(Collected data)

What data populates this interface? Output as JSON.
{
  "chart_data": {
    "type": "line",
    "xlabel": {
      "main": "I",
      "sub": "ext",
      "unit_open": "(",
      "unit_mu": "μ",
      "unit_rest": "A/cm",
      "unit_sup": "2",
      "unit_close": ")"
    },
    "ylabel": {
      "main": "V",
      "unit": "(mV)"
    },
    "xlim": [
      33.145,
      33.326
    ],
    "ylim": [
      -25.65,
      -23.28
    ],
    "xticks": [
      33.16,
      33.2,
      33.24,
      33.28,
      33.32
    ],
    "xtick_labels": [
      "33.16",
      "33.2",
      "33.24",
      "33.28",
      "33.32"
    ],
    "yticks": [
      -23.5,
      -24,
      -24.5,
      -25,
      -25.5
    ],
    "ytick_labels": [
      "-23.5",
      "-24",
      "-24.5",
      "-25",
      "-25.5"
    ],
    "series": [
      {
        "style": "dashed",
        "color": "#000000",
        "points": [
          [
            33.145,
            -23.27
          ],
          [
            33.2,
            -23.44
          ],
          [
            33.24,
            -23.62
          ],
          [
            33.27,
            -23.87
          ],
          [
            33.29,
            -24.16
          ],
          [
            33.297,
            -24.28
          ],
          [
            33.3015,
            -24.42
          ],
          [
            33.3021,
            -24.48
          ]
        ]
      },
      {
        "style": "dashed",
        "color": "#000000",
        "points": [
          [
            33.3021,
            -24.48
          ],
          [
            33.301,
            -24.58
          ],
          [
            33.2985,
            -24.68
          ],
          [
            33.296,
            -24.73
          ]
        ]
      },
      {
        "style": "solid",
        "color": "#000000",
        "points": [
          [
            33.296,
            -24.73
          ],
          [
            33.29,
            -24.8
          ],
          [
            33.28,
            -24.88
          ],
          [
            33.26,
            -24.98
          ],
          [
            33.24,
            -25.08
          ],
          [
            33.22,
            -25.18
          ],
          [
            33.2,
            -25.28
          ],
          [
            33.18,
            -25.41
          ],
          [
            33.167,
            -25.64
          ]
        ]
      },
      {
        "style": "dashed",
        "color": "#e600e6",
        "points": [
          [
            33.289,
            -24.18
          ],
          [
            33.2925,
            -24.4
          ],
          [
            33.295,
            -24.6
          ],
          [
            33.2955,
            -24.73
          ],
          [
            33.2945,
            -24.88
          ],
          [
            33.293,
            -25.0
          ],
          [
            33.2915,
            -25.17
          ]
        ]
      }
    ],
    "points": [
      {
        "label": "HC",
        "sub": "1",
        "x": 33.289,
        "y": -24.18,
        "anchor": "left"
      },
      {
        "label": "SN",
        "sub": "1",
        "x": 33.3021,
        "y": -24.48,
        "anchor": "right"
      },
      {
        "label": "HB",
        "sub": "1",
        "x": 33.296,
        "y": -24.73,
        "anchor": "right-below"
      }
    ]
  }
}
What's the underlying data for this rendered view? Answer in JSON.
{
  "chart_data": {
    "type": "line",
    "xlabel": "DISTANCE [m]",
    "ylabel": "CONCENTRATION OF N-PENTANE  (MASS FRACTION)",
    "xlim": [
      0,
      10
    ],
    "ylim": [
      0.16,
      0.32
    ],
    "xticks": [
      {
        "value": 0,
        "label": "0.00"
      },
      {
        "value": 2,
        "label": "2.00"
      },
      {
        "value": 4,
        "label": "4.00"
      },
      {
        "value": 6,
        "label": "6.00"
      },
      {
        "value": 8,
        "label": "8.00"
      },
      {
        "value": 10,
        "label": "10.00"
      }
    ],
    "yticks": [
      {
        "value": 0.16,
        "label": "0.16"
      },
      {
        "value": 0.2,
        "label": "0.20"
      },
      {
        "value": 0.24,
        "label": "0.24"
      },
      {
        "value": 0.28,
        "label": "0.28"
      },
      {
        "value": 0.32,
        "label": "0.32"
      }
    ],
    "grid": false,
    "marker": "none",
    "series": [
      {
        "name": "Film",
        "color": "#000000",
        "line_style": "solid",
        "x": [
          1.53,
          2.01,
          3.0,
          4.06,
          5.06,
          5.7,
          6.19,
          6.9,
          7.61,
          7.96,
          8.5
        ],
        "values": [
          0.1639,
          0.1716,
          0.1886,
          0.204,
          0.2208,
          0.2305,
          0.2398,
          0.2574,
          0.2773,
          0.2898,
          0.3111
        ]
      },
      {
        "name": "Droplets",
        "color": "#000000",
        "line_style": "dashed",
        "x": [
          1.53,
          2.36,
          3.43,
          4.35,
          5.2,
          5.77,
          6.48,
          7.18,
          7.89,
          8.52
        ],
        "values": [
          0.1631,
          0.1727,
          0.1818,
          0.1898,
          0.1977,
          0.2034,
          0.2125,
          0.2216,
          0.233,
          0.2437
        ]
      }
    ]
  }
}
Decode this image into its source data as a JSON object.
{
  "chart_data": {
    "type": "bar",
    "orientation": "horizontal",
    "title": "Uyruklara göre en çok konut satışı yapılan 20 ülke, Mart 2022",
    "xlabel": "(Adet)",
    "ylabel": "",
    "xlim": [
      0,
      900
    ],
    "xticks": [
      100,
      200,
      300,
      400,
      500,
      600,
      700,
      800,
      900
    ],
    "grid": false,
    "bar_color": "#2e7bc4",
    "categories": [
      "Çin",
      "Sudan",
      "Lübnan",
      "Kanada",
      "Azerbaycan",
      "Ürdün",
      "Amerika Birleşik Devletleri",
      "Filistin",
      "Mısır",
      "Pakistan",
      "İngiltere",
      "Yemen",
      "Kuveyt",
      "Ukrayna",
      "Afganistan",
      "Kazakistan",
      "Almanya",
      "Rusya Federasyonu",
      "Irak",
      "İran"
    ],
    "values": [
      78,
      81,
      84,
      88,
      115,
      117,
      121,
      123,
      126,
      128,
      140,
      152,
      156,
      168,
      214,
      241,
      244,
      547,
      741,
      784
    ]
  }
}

TO BE DONE.
Print every line of the records exactly. Omit nothing.

ANSWER TO THE PROBLEM.
What data populates this interface? Output as JSON.
{
  "chart_data": {
    "type": "line",
    "xlabel": {
      "main": "I",
      "sub": "ext",
      "unit_open": "(",
      "unit_mu": "μ",
      "unit_rest": "A/cm",
      "unit_sup": "2",
      "unit_close": ")"
    },
    "ylabel": {
      "main": "V",
      "unit": "(mV)"
    },
    "xlim": [
      33.145,
      33.326
    ],
    "ylim": [
      -25.65,
      -23.28
    ],
    "xticks": [
      33.16,
      33.2,
      33.24,
      33.28,
      33.32
    ],
    "xtick_labels": [
      "33.16",
      "33.2",
      "33.24",
      "33.28",
      "33.32"
    ],
    "yticks": [
      -23.5,
      -24,
      -24.5,
      -25,
      -25.5
    ],
    "ytick_labels": [
      "-23.5",
      "-24",
      "-24.5",
      "-25",
      "-25.5"
    ],
    "series": [
      {
        "style": "dashed",
        "color": "#000000",
        "points": [
          [
            33.145,
            -23.27
          ],
          [
            33.2,
            -23.44
          ],
          [
            33.24,
            -23.62
          ],
          [
            33.27,
            -23.87
          ],
          [
            33.29,
            -24.16
          ],
          [
            33.297,
            -24.28
          ],
          [
            33.3015,
            -24.42
          ],
          [
            33.3021,
            -24.48
          ]
        ]
      },
      {
        "style": "dashed",
        "color": "#000000",
        "points": [
          [
            33.3021,
            -24.48
          ],
          [
            33.301,
            -24.58
          ],
          [
            33.2985,
            -24.68
          ],
          [
            33.296,
            -24.73
          ]
        ]
      },
      {
        "style": "solid",
        "color": "#000000",
        "points": [
          [
            33.296,
            -24.73
          ],
          [
            33.29,
            -24.8
          ],
          [
            33.28,
            -24.88
          ],
          [
            33.26,
            -24.98
          ],
          [
            33.24,
            -25.08
          ],
          [
            33.22,
            -25.18
          ],
          [
            33.2,
            -25.28
          ],
          [
            33.18,
            -25.41
          ],
          [
            33.167,
            -25.64
          ]
        ]
      },
      {
        "style": "dashed",
        "color": "#e600e6",
        "points": [
          [
            33.289,
            -24.18
          ],
          [
            33.2925,
            -24.4
          ],
          [
            33.295,
            -24.6
          ],
          [
            33.2955,
            -24.73
          ],
          [
            33.2945,
            -24.88
          ],
          [
            33.293,
            -25.0
          ],
          [
            33.2915,
            -25.17
          ]
        ]
      }
    ],
    "points": [
      {
        "label": "HC",
        "sub": "1",
        "x": 33.289,
        "y": -24.18,
        "anchor": "left"
      },
      {
        "label": "SN",
        "sub": "1",
        "x": 33.3021,
        "y": -24.48,
        "anchor": "right"
      },
      {
        "label": "HB",
        "sub": "1",
        "x": 33.296,
        "y": -24.73,
        "anchor": "right-below"
      }
    ]
  }
}
What's the underlying data for this rendered view? Answer in JSON.
{
  "chart_data": {
    "type": "line",
    "xlabel": "DISTANCE [m]",
    "ylabel": "CONCENTRATION OF N-PENTANE  (MASS FRACTION)",
    "xlim": [
      0,
      10
    ],
    "ylim": [
      0.16,
      0.32
    ],
    "xticks": [
      {
        "value": 0,
        "label": "0.00"
      },
      {
        "value": 2,
        "label": "2.00"
      },
      {
        "value": 4,
        "label": "4.00"
      },
      {
        "value": 6,
        "label": "6.00"
      },
      {
        "value": 8,
        "label": "8.00"
      },
      {
        "value": 10,
        "label": "10.00"
      }
    ],
    "yticks": [
      {
        "value": 0.16,
        "label": "0.16"
      },
      {
        "value": 0.2,
        "label": "0.20"
      },
      {
        "value": 0.24,
        "label": "0.24"
      },
      {
        "value": 0.28,
        "label": "0.28"
      },
      {
        "value": 0.32,
        "label": "0.32"
      }
    ],
    "grid": false,
    "marker": "none",
    "series": [
      {
        "name": "Film",
        "color": "#000000",
        "line_style": "solid",
        "x": [
          1.53,
          2.01,
          3.0,
          4.06,
          5.06,
          5.7,
          6.19,
          6.9,
          7.61,
          7.96,
          8.5
        ],
        "values": [
          0.1639,
          0.1716,
          0.1886,
          0.204,
          0.2208,
          0.2305,
          0.2398,
          0.2574,
          0.2773,
          0.2898,
          0.3111
        ]
      },
      {
        "name": "Droplets",
        "color": "#000000",
        "line_style": "dashed",
        "x": [
          1.53,
          2.36,
          3.43,
          4.35,
          5.2,
          5.77,
          6.48,
          7.18,
          7.89,
          8.52
        ],
        "values": [
          0.1631,
          0.1727,
          0.1818,
          0.1898,
          0.1977,
          0.2034,
          0.2125,
          0.2216,
          0.233,
          0.2437
        ]
      }
    ]
  }
}
Decode this image into its source data as a JSON object.
{
  "chart_data": {
    "type": "bar",
    "orientation": "horizontal",
    "title": "Uyruklara göre en çok konut satışı yapılan 20 ülke, Mart 2022",
    "xlabel": "(Adet)",
    "ylabel": "",
    "xlim": [
      0,
      900
    ],
    "xticks": [
      100,
      200,
      300,
      400,
      500,
      600,
      700,
      800,
      900
    ],
    "grid": false,
    "bar_color": "#2e7bc4",
    "categories": [
      "Çin",
      "Sudan",
      "Lübnan",
      "Kanada",
      "Azerbaycan",
      "Ürdün",
      "Amerika Birleşik Devletleri",
      "Filistin",
      "Mısır",
      "Pakistan",
      "İngiltere",
      "Yemen",
      "Kuveyt",
      "Ukrayna",
      "Afganistan",
      "Kazakistan",
      "Almanya",
      "Rusya Federasyonu",
      "Irak",
      "İran"
    ],
    "values": [
      78,
      81,
      84,
      88,
      115,
      117,
      121,
      123,
      126,
      128,
      140,
      152,
      156,
      168,
      214,
      241,
      244,
      547,
      741,
      784
    ]
  }
}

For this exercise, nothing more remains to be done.